──────── DATA SUPPLIED ────────
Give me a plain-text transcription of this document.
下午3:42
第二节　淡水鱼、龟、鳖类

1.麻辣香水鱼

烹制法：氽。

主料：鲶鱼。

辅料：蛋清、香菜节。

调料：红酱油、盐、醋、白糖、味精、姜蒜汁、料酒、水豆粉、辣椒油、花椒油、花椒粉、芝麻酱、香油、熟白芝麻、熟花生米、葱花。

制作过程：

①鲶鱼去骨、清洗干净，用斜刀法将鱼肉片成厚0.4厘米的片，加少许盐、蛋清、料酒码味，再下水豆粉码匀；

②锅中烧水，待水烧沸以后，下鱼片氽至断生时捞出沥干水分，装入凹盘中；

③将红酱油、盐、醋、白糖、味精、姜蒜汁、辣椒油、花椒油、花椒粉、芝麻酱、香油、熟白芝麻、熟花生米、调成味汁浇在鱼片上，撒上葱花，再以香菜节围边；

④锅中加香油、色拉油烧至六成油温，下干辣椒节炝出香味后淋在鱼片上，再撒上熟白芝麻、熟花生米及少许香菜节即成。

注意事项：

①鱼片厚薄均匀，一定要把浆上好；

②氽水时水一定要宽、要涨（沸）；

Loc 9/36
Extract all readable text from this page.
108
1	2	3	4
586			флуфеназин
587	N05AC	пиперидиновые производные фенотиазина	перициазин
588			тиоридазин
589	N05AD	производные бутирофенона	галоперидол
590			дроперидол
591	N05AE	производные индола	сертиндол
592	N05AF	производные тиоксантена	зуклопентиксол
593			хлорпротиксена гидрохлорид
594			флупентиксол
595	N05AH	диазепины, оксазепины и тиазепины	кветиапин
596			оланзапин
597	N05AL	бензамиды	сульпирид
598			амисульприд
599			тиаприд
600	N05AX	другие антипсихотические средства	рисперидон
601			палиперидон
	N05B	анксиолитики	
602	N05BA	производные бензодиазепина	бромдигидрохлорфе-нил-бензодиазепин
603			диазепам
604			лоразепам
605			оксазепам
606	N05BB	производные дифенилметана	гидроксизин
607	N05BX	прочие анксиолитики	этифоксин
────────
§ **TASK OBJECTIVE**:
All of the entries above need to be reproduced exactly.

§ **COMPLETE OUTPUT**:
Give me a plain-text transcription of this document.
下午3:42
第二节　淡水鱼、龟、鳖类

1.麻辣香水鱼

烹制法：氽。

主料：鲶鱼。

辅料：蛋清、香菜节。

调料：红酱油、盐、醋、白糖、味精、姜蒜汁、料酒、水豆粉、辣椒油、花椒油、花椒粉、芝麻酱、香油、熟白芝麻、熟花生米、葱花。

制作过程：

①鲶鱼去骨、清洗干净，用斜刀法将鱼肉片成厚0.4厘米的片，加少许盐、蛋清、料酒码味，再下水豆粉码匀；

②锅中烧水，待水烧沸以后，下鱼片氽至断生时捞出沥干水分，装入凹盘中；

③将红酱油、盐、醋、白糖、味精、姜蒜汁、辣椒油、花椒油、花椒粉、芝麻酱、香油、熟白芝麻、熟花生米、调成味汁浇在鱼片上，撒上葱花，再以香菜节围边；

④锅中加香油、色拉油烧至六成油温，下干辣椒节炝出香味后淋在鱼片上，再撒上熟白芝麻、熟花生米及少许香菜节即成。

注意事项：

①鱼片厚薄均匀，一定要把浆上好；

②氽水时水一定要宽、要涨（沸）；

Loc 9/36
Extract all readable text from this page.
108
1	2	3	4
586			флуфеназин
587	N05AC	пиперидиновые производные фенотиазина	перициазин
588			тиоридазин
589	N05AD	производные бутирофенона	галоперидол
590			дроперидол
591	N05AE	производные индола	сертиндол
592	N05AF	производные тиоксантена	зуклопентиксол
593			хлорпротиксена гидрохлорид
594			флупентиксол
595	N05AH	диазепины, оксазепины и тиазепины	кветиапин
596			оланзапин
597	N05AL	бензамиды	сульпирид
598			амисульприд
599			тиаприд
600	N05AX	другие антипсихотические средства	рисперидон
601			палиперидон
	N05B	анксиолитики	
602	N05BA	производные бензодиазепина	бромдигидрохлорфе-нил-бензодиазепин
603			диазепам
604			лоразепам
605			оксазепам
606	N05BB	производные дифенилметана	гидроксизин
607	N05BX	прочие анксиолитики	этифоксин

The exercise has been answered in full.